▶ [What you need to do]
Count the lines below that contain "客户来访登记簿". Give only the number.

▶ [Data provided]

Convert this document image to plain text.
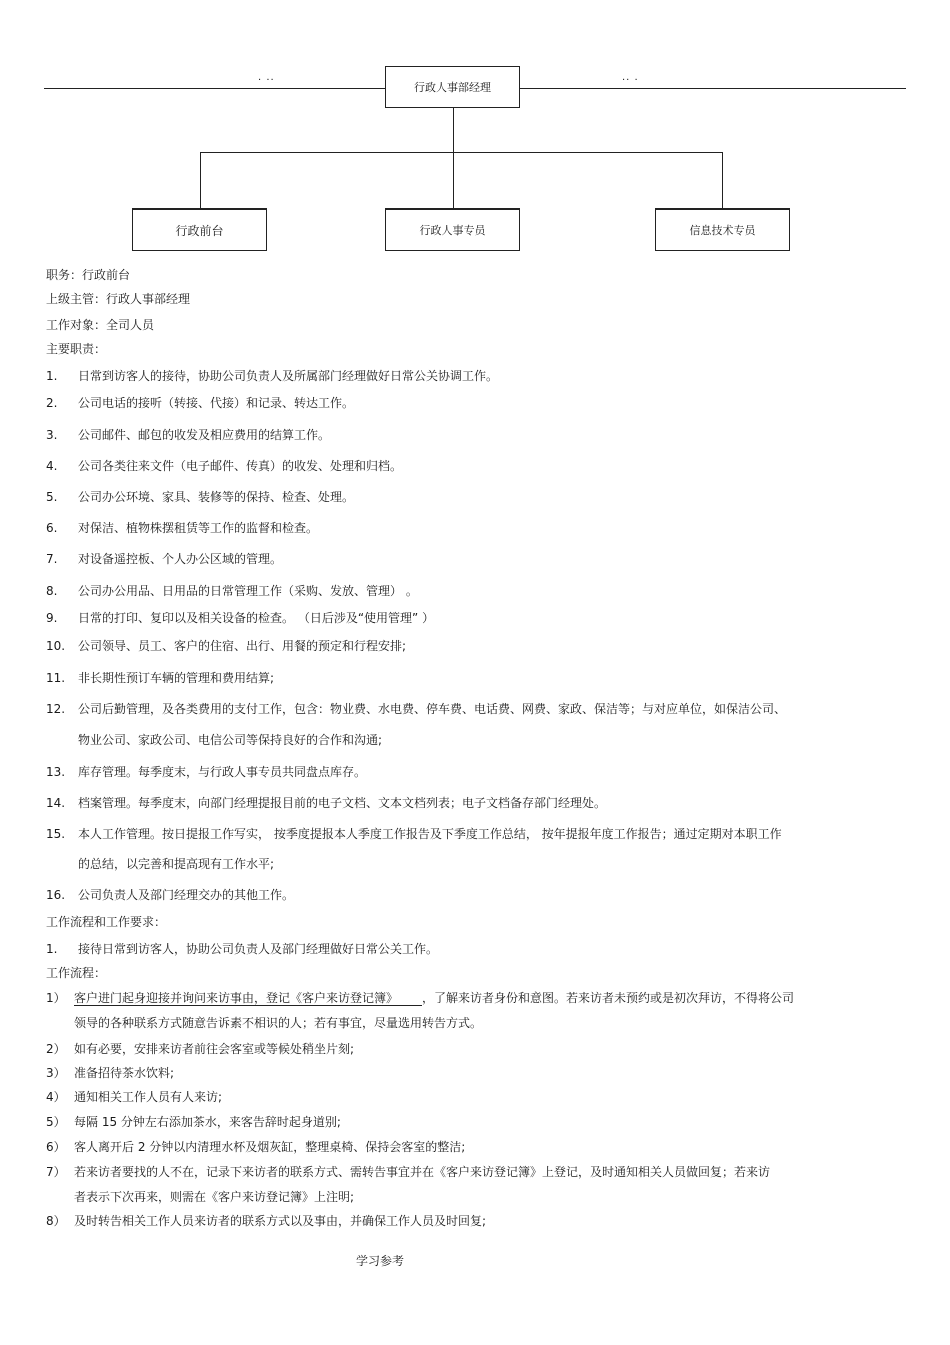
. ..	.. .
行政人事部经理
行政前台	行政人事专员	信息技术专员
职务：行政前台
上级主管：行政人事部经理
工作对象：全司人员
主要职责：
1. 日常到访客人的接待，协助公司负责人及所属部门经理做好日常公关协调工作。
2. 公司电话的接听（转接、代接）和记录、转达工作。
3. 公司邮件、邮包的收发及相应费用的结算工作。
4. 公司各类往来文件（电子邮件、传真）的收发、处理和归档。
5. 公司办公环境、家具、装修等的保持、检查、处理。
6. 对保洁、植物株摆租赁等工作的监督和检查。
7. 对设备遥控板、个人办公区域的管理。
8. 公司办公用品、日用品的日常管理工作（采购、发放、管理） 。
9. 日常的打印、复印以及相关设备的检查。 （日后涉及“使用管理” ）
10. 公司领导、员工、客户的住宿、出行、用餐的预定和行程安排;
11. 非长期性预订车辆的管理和费用结算;
12. 公司后勤管理，及各类费用的支付工作，包含：物业费、水电费、停车费、电话费、网费、家政、保洁等；与对应单位，如保洁公司、
物业公司、家政公司、电信公司等保持良好的合作和沟通;
13. 库存管理。每季度末，与行政人事专员共同盘点库存。
14. 档案管理。每季度末，向部门经理提报目前的电子文档、文本文档列表；电子文档备存部门经理处。
15. 本人工作管理。按日提报工作写实， 按季度提报本人季度工作报告及下季度工作总结， 按年提报年度工作报告；通过定期对本职工作
的总结，以完善和提高现有工作水平;
16. 公司负责人及部门经理交办的其他工作。
工作流程和工作要求：
1. 接待日常到访客人，协助公司负责人及部门经理做好日常公关工作。
工作流程：
1） 客户进门起身迎接并询问来访事由，登记《客户来访登记簿》 ，了解来访者身份和意图。若来访者未预约或是初次拜访，不得将公司
领导的各种联系方式随意告诉素不相识的人；若有事宜，尽量选用转告方式。
2） 如有必要，安排来访者前往会客室或等候处稍坐片刻;
3） 准备招待茶水饮料;
4） 通知相关工作人员有人来访;
5） 每隔 15 分钟左右添加茶水，来客告辞时起身道别;
6） 客人离开后 2 分钟以内清理水杯及烟灰缸，整理桌椅、保持会客室的整洁;
7） 若来访者要找的人不在，记录下来访者的联系方式、需转告事宜并在《客户来访登记簿》上登记，及时通知相关人员做回复；若来访
者表示下次再来，则需在《客户来访登记簿》上注明;
8） 及时转告相关工作人员来访者的联系方式以及事由，并确保工作人员及时回复;
学习参考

▶ [Answer for the task]
3